Set task |
Without the pictures, return each record as it appears.

** START Information supplied **

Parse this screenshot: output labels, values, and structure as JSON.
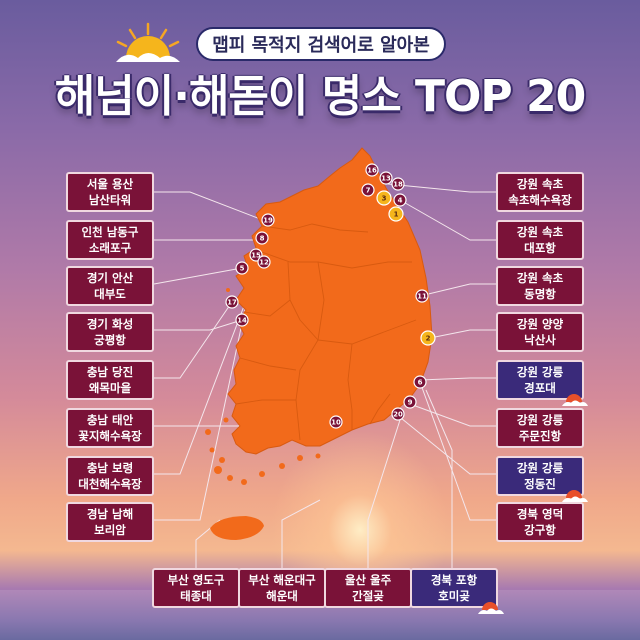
{
  "header": {
    "subtitle": "맵피 목적지 검색어로 알아본",
    "title": "해넘이·해돋이 명소 TOP 20"
  },
  "left_labels": [
    {
      "line1": "서울 용산",
      "line2": "남산타워"
    },
    {
      "line1": "인천 남동구",
      "line2": "소래포구"
    },
    {
      "line1": "경기 안산",
      "line2": "대부도"
    },
    {
      "line1": "경기 화성",
      "line2": "궁평항"
    },
    {
      "line1": "충남 당진",
      "line2": "왜목마을"
    },
    {
      "line1": "충남 태안",
      "line2": "꽃지해수욕장"
    },
    {
      "line1": "충남 보령",
      "line2": "대천해수욕장"
    },
    {
      "line1": "경남 남해",
      "line2": "보리암"
    }
  ],
  "right_labels": [
    {
      "line1": "강원 속초",
      "line2": "속초해수욕장"
    },
    {
      "line1": "강원 속초",
      "line2": "대포항"
    },
    {
      "line1": "강원 속초",
      "line2": "동명항"
    },
    {
      "line1": "강원 양양",
      "line2": "낙산사"
    },
    {
      "line1": "강원 강릉",
      "line2": "경포대"
    },
    {
      "line1": "강원 강릉",
      "line2": "주문진항"
    },
    {
      "line1": "강원 강릉",
      "line2": "정동진"
    },
    {
      "line1": "경북 영덕",
      "line2": "강구항"
    }
  ],
  "bottom_labels": [
    {
      "line1": "부산 영도구",
      "line2": "태종대"
    },
    {
      "line1": "부산 해운대구",
      "line2": "해운대"
    },
    {
      "line1": "울산 울주",
      "line2": "간절곶"
    },
    {
      "line1": "경북 포항",
      "line2": "호미곶"
    }
  ],
  "pins": [
    "1",
    "2",
    "3",
    "4",
    "5",
    "6",
    "7",
    "8",
    "9",
    "10",
    "11",
    "12",
    "13",
    "14",
    "15",
    "16",
    "17",
    "18",
    "19",
    "20"
  ],
  "colors": {
    "map_fill": "#f26a1b",
    "label_maroon": "#7a1238",
    "label_navy": "#3a2a7a",
    "pin_dark": "#7a1238",
    "pin_gold": "#f5b51c"
  }
}
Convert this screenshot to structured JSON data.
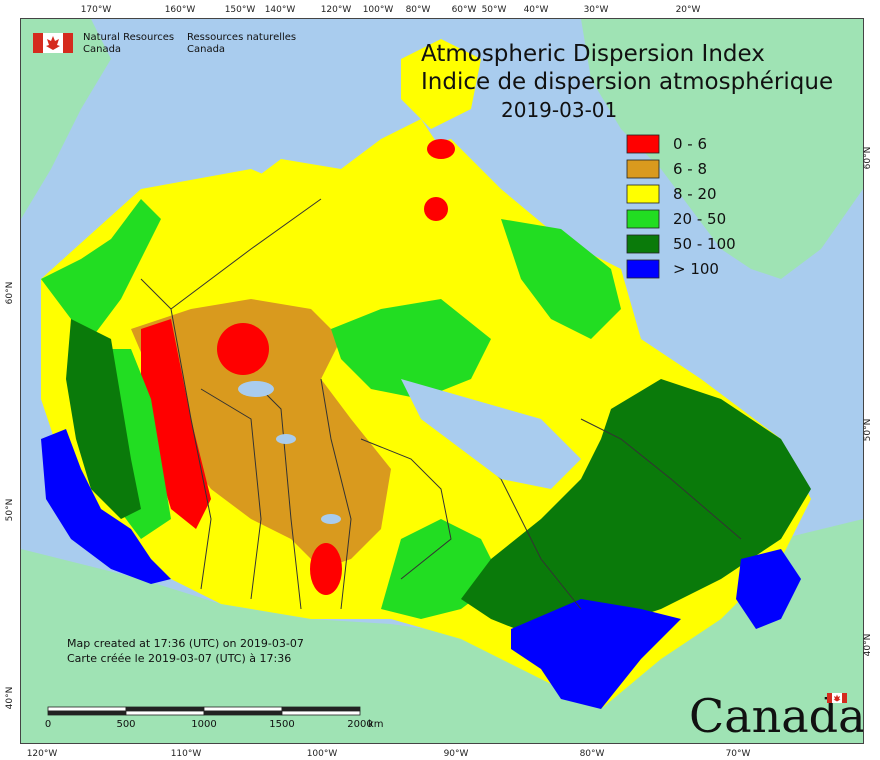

** END Information supplied **

Exercise response |
Parse this screenshot: output labels, values, and structure as JSON.
{
  "header": {
    "subtitle": "맵피 목적지 검색어로 알아본",
    "title": "해넘이·해돋이 명소 TOP 20"
  },
  "left_labels": [
    {
      "line1": "서울 용산",
      "line2": "남산타워"
    },
    {
      "line1": "인천 남동구",
      "line2": "소래포구"
    },
    {
      "line1": "경기 안산",
      "line2": "대부도"
    },
    {
      "line1": "경기 화성",
      "line2": "궁평항"
    },
    {
      "line1": "충남 당진",
      "line2": "왜목마을"
    },
    {
      "line1": "충남 태안",
      "line2": "꽃지해수욕장"
    },
    {
      "line1": "충남 보령",
      "line2": "대천해수욕장"
    },
    {
      "line1": "경남 남해",
      "line2": "보리암"
    }
  ],
  "right_labels": [
    {
      "line1": "강원 속초",
      "line2": "속초해수욕장"
    },
    {
      "line1": "강원 속초",
      "line2": "대포항"
    },
    {
      "line1": "강원 속초",
      "line2": "동명항"
    },
    {
      "line1": "강원 양양",
      "line2": "낙산사"
    },
    {
      "line1": "강원 강릉",
      "line2": "경포대"
    },
    {
      "line1": "강원 강릉",
      "line2": "주문진항"
    },
    {
      "line1": "강원 강릉",
      "line2": "정동진"
    },
    {
      "line1": "경북 영덕",
      "line2": "강구항"
    }
  ],
  "bottom_labels": [
    {
      "line1": "부산 영도구",
      "line2": "태종대"
    },
    {
      "line1": "부산 해운대구",
      "line2": "해운대"
    },
    {
      "line1": "울산 울주",
      "line2": "간절곶"
    },
    {
      "line1": "경북 포항",
      "line2": "호미곶"
    }
  ],
  "pins": [
    "1",
    "2",
    "3",
    "4",
    "5",
    "6",
    "7",
    "8",
    "9",
    "10",
    "11",
    "12",
    "13",
    "14",
    "15",
    "16",
    "17",
    "18",
    "19",
    "20"
  ],
  "colors": {
    "map_fill": "#f26a1b",
    "label_maroon": "#7a1238",
    "label_navy": "#3a2a7a",
    "pin_dark": "#7a1238",
    "pin_gold": "#f5b51c"
  }
}
Convert this screenshot to structured JSON data.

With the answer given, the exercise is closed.